### TASK REQUIREMENTS:
Scan the entries below and extract each line with the word "that" in it.

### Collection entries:

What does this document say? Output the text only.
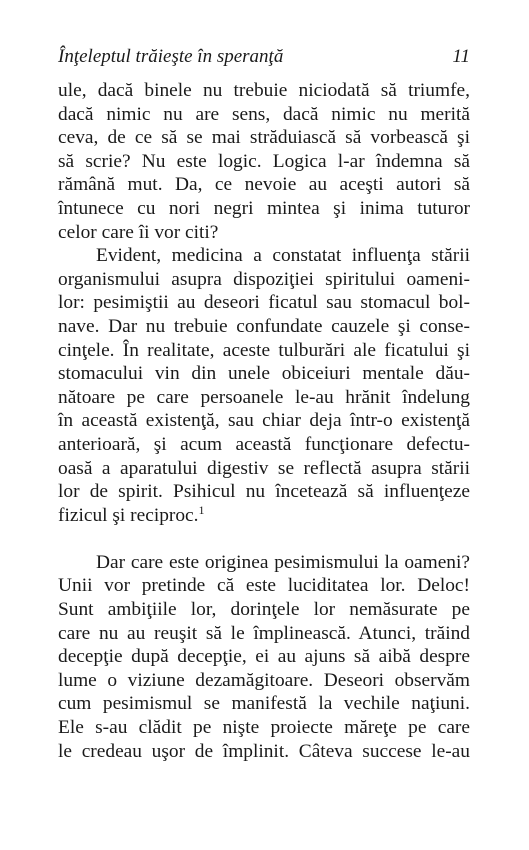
Înţeleptul trăieşte în speranţă	11
ule, dacă binele nu trebuie niciodată să triumfe,
dacă nimic nu are sens, dacă nimic nu merită
ceva, de ce să se mai străduiască să vorbească şi
să scrie? Nu este logic. Logica l-ar îndemna să
rămână mut. Da, ce nevoie au aceşti autori să
întunece cu nori negri mintea şi inima tuturor
celor care îi vor citi?
Evident, medicina a constatat influenţa stării
organismului asupra dispoziţiei spiritului oameni-
lor: pesimiştii au deseori ficatul sau stomacul bol-
nave. Dar nu trebuie confundate cauzele şi conse-
cinţele. În realitate, aceste tulburări ale ficatului şi
stomacului vin din unele obiceiuri mentale dău-
nătoare pe care persoanele le-au hrănit îndelung
în această existenţă, sau chiar deja într-o existenţă
anterioară, şi acum această funcţionare defectu-
oasă a aparatului digestiv se reflectă asupra stării
lor de spirit. Psihicul nu încetează să influenţeze
fizicul şi reciproc.$^1$
Dar care este originea pesimismului la oameni?
Unii vor pretinde că este luciditatea lor. Deloc!
Sunt ambiţiile lor, dorinţele lor nemăsurate pe
care nu au reuşit să le împlinească. Atunci, trăind
decepţie după decepţie, ei au ajuns să aibă despre
lume o viziune dezamăgitoare. Deseori observăm
cum pesimismul se manifestă la vechile naţiuni.
Ele s-au clădit pe nişte proiecte măreţe pe care
le credeau uşor de împlinit. Câteva succese le-au
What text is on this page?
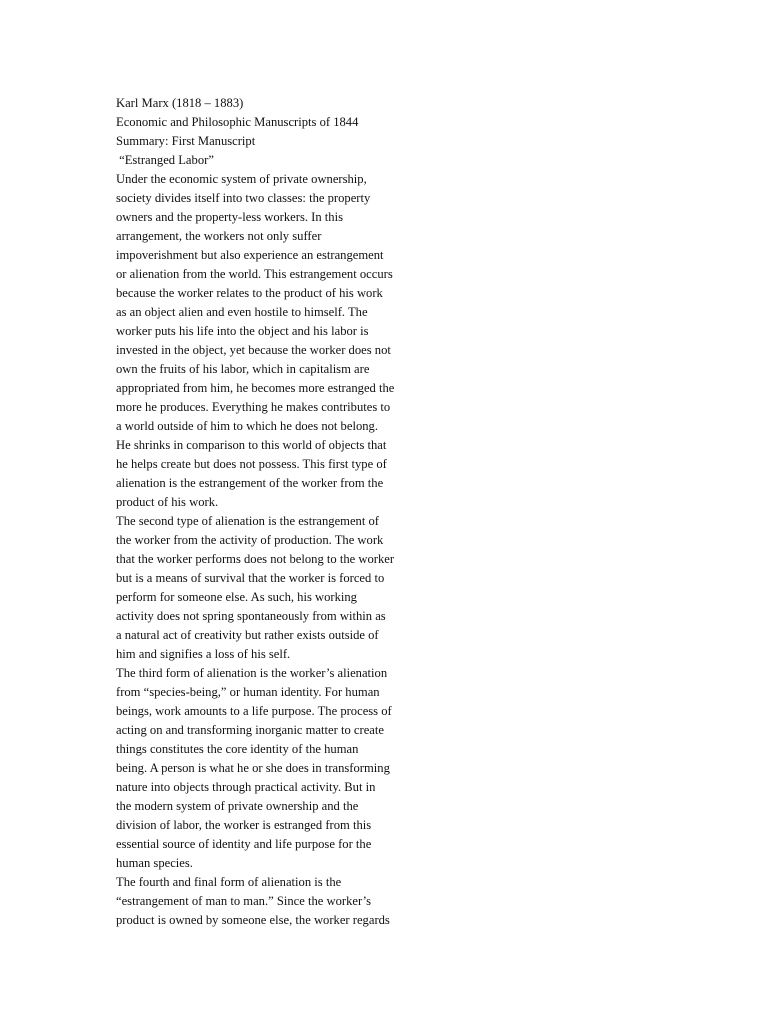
Karl Marx (1818 – 1883)
Economic and Philosophic Manuscripts of 1844
Summary: First Manuscript
“Estranged Labor”
Under the economic system of private ownership,
society divides itself into two classes: the property
owners and the property-less workers. In this
arrangement, the workers not only suffer
impoverishment but also experience an estrangement
or alienation from the world. This estrangement occurs
because the worker relates to the product of his work
as an object alien and even hostile to himself. The
worker puts his life into the object and his labor is
invested in the object, yet because the worker does not
own the fruits of his labor, which in capitalism are
appropriated from him, he becomes more estranged the
more he produces. Everything he makes contributes to
a world outside of him to which he does not belong.
He shrinks in comparison to this world of objects that
he helps create but does not possess. This first type of
alienation is the estrangement of the worker from the
product of his work.
The second type of alienation is the estrangement of
the worker from the activity of production. The work
that the worker performs does not belong to the worker
but is a means of survival that the worker is forced to
perform for someone else. As such, his working
activity does not spring spontaneously from within as
a natural act of creativity but rather exists outside of
him and signifies a loss of his self.
The third form of alienation is the worker’s alienation
from “species-being,” or human identity. For human
beings, work amounts to a life purpose. The process of
acting on and transforming inorganic matter to create
things constitutes the core identity of the human
being. A person is what he or she does in transforming
nature into objects through practical activity. But in
the modern system of private ownership and the
division of labor, the worker is estranged from this
essential source of identity and life purpose for the
human species.
The fourth and final form of alienation is the
“estrangement of man to man.” Since the worker’s
product is owned by someone else, the worker regards
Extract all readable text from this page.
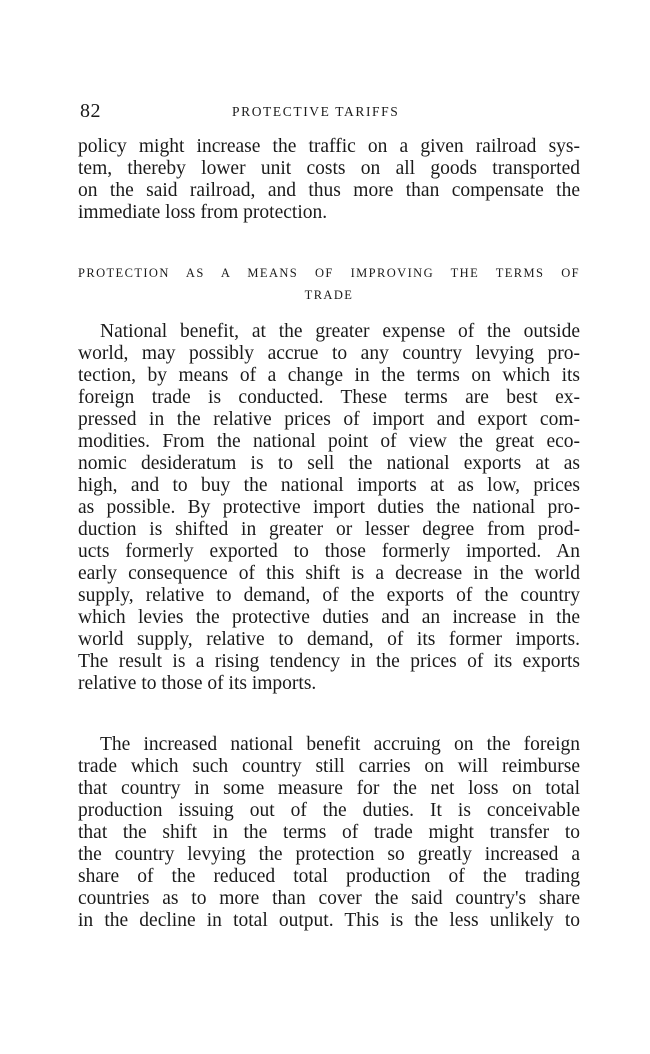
82	PROTECTIVE TARIFFS
policy might increase the traffic on a given railroad sys-
tem, thereby lower unit costs on all goods transported
on the said railroad, and thus more than compensate the
immediate loss from protection.
PROTECTION AS A MEANS OF IMPROVING THE TERMS OF
TRADE
National benefit, at the greater expense of the outside
world, may possibly accrue to any country levying pro-
tection, by means of a change in the terms on which its
foreign trade is conducted. These terms are best ex-
pressed in the relative prices of import and export com-
modities. From the national point of view the great eco-
nomic desideratum is to sell the national exports at as
high, and to buy the national imports at as low, prices
as possible. By protective import duties the national pro-
duction is shifted in greater or lesser degree from prod-
ucts formerly exported to those formerly imported. An
early consequence of this shift is a decrease in the world
supply, relative to demand, of the exports of the country
which levies the protective duties and an increase in the
world supply, relative to demand, of its former imports.
The result is a rising tendency in the prices of its exports
relative to those of its imports.
The increased national benefit accruing on the foreign
trade which such country still carries on will reimburse
that country in some measure for the net loss on total
production issuing out of the duties. It is conceivable
that the shift in the terms of trade might transfer to
the country levying the protection so greatly increased a
share of the reduced total production of the trading
countries as to more than cover the said country's share
in the decline in total output. This is the less unlikely to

### RESULT BELOW:
He shrinks in comparison to this world of objects that
that the worker performs does not belong to the worker
but is a means of survival that the worker is forced to
that country in some measure for the net loss on total
that the shift in the terms of trade might transfer to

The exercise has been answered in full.